◆ Task prompt:
Exact repetition of every entry is required.

[Dataset listings of figures]

•••

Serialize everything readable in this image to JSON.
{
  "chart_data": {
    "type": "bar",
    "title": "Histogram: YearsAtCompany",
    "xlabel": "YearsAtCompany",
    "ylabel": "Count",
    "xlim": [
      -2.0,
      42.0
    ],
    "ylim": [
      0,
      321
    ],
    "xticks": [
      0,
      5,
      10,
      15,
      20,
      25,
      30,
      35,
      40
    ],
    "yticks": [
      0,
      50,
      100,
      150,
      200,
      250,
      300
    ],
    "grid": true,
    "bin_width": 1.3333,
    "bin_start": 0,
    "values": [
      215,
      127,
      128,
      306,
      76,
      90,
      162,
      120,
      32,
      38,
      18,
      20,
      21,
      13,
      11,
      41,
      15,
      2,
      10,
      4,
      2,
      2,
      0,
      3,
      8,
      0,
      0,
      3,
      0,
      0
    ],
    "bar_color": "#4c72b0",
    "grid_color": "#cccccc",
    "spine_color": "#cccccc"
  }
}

•••

◆ Response to the task:
Serialize everything readable in this image to JSON.
{
  "chart_data": {
    "type": "bar",
    "title": "Histogram: YearsAtCompany",
    "xlabel": "YearsAtCompany",
    "ylabel": "Count",
    "xlim": [
      -2.0,
      42.0
    ],
    "ylim": [
      0,
      321
    ],
    "xticks": [
      0,
      5,
      10,
      15,
      20,
      25,
      30,
      35,
      40
    ],
    "yticks": [
      0,
      50,
      100,
      150,
      200,
      250,
      300
    ],
    "grid": true,
    "bin_width": 1.3333,
    "bin_start": 0,
    "values": [
      215,
      127,
      128,
      306,
      76,
      90,
      162,
      120,
      32,
      38,
      18,
      20,
      21,
      13,
      11,
      41,
      15,
      2,
      10,
      4,
      2,
      2,
      0,
      3,
      8,
      0,
      0,
      3,
      0,
      0
    ],
    "bar_color": "#4c72b0",
    "grid_color": "#cccccc",
    "spine_color": "#cccccc"
  }
}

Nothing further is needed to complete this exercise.